What is required >> Where a line contains the string "public", copy that line.

Source data >>

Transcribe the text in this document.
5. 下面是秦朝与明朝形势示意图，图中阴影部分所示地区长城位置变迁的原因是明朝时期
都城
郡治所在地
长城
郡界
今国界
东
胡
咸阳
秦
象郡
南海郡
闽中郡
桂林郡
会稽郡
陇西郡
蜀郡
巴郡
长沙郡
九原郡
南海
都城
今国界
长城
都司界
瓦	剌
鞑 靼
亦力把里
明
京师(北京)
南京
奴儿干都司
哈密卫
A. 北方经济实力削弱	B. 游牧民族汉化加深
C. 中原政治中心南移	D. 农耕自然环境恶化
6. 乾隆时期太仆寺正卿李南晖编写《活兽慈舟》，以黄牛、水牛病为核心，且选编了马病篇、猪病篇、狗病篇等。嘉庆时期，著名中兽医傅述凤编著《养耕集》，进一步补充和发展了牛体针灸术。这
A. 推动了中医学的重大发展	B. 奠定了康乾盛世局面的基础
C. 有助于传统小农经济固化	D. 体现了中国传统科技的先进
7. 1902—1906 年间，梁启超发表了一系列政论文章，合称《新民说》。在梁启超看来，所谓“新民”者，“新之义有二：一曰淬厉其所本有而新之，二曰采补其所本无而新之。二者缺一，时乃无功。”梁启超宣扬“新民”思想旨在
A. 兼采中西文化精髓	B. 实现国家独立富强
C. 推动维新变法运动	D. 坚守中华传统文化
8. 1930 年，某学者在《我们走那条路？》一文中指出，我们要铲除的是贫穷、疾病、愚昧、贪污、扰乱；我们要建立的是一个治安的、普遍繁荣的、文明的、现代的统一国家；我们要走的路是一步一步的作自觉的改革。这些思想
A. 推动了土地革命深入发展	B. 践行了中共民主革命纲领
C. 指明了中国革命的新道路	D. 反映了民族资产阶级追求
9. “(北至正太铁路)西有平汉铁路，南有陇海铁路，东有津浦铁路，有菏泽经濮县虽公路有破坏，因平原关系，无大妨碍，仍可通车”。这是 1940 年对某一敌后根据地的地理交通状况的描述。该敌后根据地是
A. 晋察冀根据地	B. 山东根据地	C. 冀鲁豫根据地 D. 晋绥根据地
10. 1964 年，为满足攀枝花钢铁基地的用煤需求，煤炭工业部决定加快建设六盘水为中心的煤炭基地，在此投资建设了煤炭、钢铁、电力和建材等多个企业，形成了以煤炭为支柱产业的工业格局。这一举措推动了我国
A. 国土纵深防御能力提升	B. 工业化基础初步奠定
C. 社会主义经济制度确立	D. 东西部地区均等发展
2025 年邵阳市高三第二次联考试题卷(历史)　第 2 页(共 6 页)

...

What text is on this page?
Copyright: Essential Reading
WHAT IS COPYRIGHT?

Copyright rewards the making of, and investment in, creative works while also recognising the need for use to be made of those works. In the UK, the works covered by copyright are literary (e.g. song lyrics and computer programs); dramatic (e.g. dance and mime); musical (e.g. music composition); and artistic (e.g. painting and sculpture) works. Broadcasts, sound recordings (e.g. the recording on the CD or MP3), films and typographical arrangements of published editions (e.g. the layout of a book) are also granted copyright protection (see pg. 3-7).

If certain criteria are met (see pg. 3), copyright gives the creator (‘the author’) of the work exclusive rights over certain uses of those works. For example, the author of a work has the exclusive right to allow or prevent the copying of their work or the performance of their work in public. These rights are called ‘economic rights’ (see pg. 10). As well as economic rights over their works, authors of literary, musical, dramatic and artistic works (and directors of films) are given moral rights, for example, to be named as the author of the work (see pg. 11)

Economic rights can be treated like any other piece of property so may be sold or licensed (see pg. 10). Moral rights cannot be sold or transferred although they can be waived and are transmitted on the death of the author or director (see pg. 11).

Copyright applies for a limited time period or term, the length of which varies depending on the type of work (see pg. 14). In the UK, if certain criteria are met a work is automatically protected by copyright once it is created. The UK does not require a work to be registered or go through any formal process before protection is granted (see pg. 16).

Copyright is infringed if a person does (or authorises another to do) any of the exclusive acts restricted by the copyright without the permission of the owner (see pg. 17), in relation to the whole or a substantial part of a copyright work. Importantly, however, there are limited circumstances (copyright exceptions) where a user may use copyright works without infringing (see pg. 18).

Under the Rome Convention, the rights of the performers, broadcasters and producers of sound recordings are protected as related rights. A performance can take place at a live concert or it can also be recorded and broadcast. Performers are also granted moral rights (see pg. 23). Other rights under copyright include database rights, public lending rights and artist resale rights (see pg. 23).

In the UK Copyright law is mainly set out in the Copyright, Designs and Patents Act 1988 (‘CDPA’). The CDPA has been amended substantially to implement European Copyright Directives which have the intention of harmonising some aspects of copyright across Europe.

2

Task answer >>
If certain criteria are met (see pg. 3), copyright gives the creator (‘the author’) of the work exclusive rights over certain uses of those works. For example, the author of a work has the exclusive right to allow or prevent the copying of their work or the performance of their work in public. These rights are called ‘economic rights’ (see pg. 10). As well as economic rights over their works, authors of literary, musical, dramatic and artistic works (and directors of films) are given moral rights, for example, to be named as the author of the work (see pg. 11)
Under the Rome Convention, the rights of the performers, broadcasters and producers of sound recordings are protected as related rights. A performance can take place at a live concert or it can also be recorded and broadcast. Performers are also granted moral rights (see pg. 23). Other rights under copyright include database rights, public lending rights and artist resale rights (see pg. 23).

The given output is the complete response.